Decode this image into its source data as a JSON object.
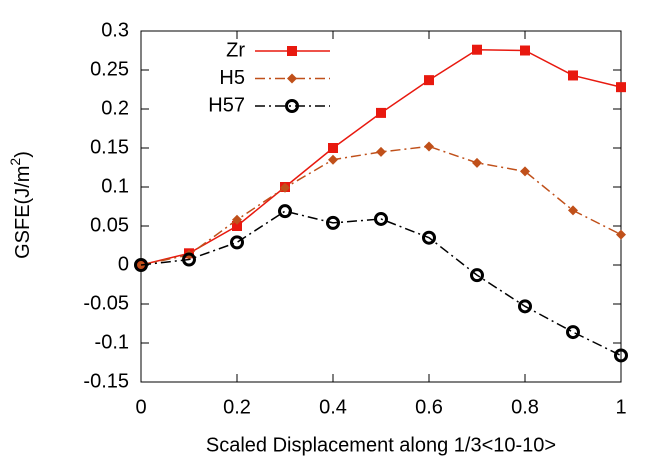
{
  "chart_data": {
    "type": "line",
    "x_label": "Scaled Displacement along 1/3<10-10>",
    "y_label": [
      "GSFE(J/m",
      "2",
      ")"
    ],
    "x": [
      0,
      0.1,
      0.2,
      0.3,
      0.4,
      0.5,
      0.6,
      0.7,
      0.8,
      0.9,
      1
    ],
    "series": [
      {
        "name": "Zr",
        "color": "#e8190f",
        "dash": "solid",
        "marker": "square",
        "values": [
          0,
          0.015,
          0.05,
          0.1,
          0.15,
          0.195,
          0.237,
          0.276,
          0.275,
          0.243,
          0.228
        ]
      },
      {
        "name": "H5",
        "color": "#c0501a",
        "dash": "dash-dot",
        "marker": "diamond",
        "values": [
          0,
          0.013,
          0.058,
          0.099,
          0.135,
          0.145,
          0.152,
          0.131,
          0.12,
          0.07,
          0.039
        ]
      },
      {
        "name": "H57",
        "color": "#000000",
        "dash": "dash-dot",
        "marker": "circle",
        "values": [
          0,
          0.007,
          0.029,
          0.069,
          0.054,
          0.059,
          0.035,
          -0.013,
          -0.053,
          -0.086,
          -0.116
        ]
      }
    ],
    "xlim": [
      0,
      1
    ],
    "xticks": [
      0,
      0.2,
      0.4,
      0.6,
      0.8,
      1
    ],
    "ylim": [
      -0.15,
      0.3
    ],
    "yticks": [
      -0.15,
      -0.1,
      -0.05,
      0,
      0.05,
      0.1,
      0.15,
      0.2,
      0.25,
      0.3
    ],
    "grid": false,
    "legend": "top-left"
  }
}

○ ○ ○

All of the lines above should be retyped precisely, apart from the pictures.

• _Task output_:
Decode this image into its source data as a JSON object.
{
  "chart_data": {
    "type": "line",
    "x_label": "Scaled Displacement along 1/3<10-10>",
    "y_label": [
      "GSFE(J/m",
      "2",
      ")"
    ],
    "x": [
      0,
      0.1,
      0.2,
      0.3,
      0.4,
      0.5,
      0.6,
      0.7,
      0.8,
      0.9,
      1
    ],
    "series": [
      {
        "name": "Zr",
        "color": "#e8190f",
        "dash": "solid",
        "marker": "square",
        "values": [
          0,
          0.015,
          0.05,
          0.1,
          0.15,
          0.195,
          0.237,
          0.276,
          0.275,
          0.243,
          0.228
        ]
      },
      {
        "name": "H5",
        "color": "#c0501a",
        "dash": "dash-dot",
        "marker": "diamond",
        "values": [
          0,
          0.013,
          0.058,
          0.099,
          0.135,
          0.145,
          0.152,
          0.131,
          0.12,
          0.07,
          0.039
        ]
      },
      {
        "name": "H57",
        "color": "#000000",
        "dash": "dash-dot",
        "marker": "circle",
        "values": [
          0,
          0.007,
          0.029,
          0.069,
          0.054,
          0.059,
          0.035,
          -0.013,
          -0.053,
          -0.086,
          -0.116
        ]
      }
    ],
    "xlim": [
      0,
      1
    ],
    "xticks": [
      0,
      0.2,
      0.4,
      0.6,
      0.8,
      1
    ],
    "ylim": [
      -0.15,
      0.3
    ],
    "yticks": [
      -0.15,
      -0.1,
      -0.05,
      0,
      0.05,
      0.1,
      0.15,
      0.2,
      0.25,
      0.3
    ],
    "grid": false,
    "legend": "top-left"
  }
}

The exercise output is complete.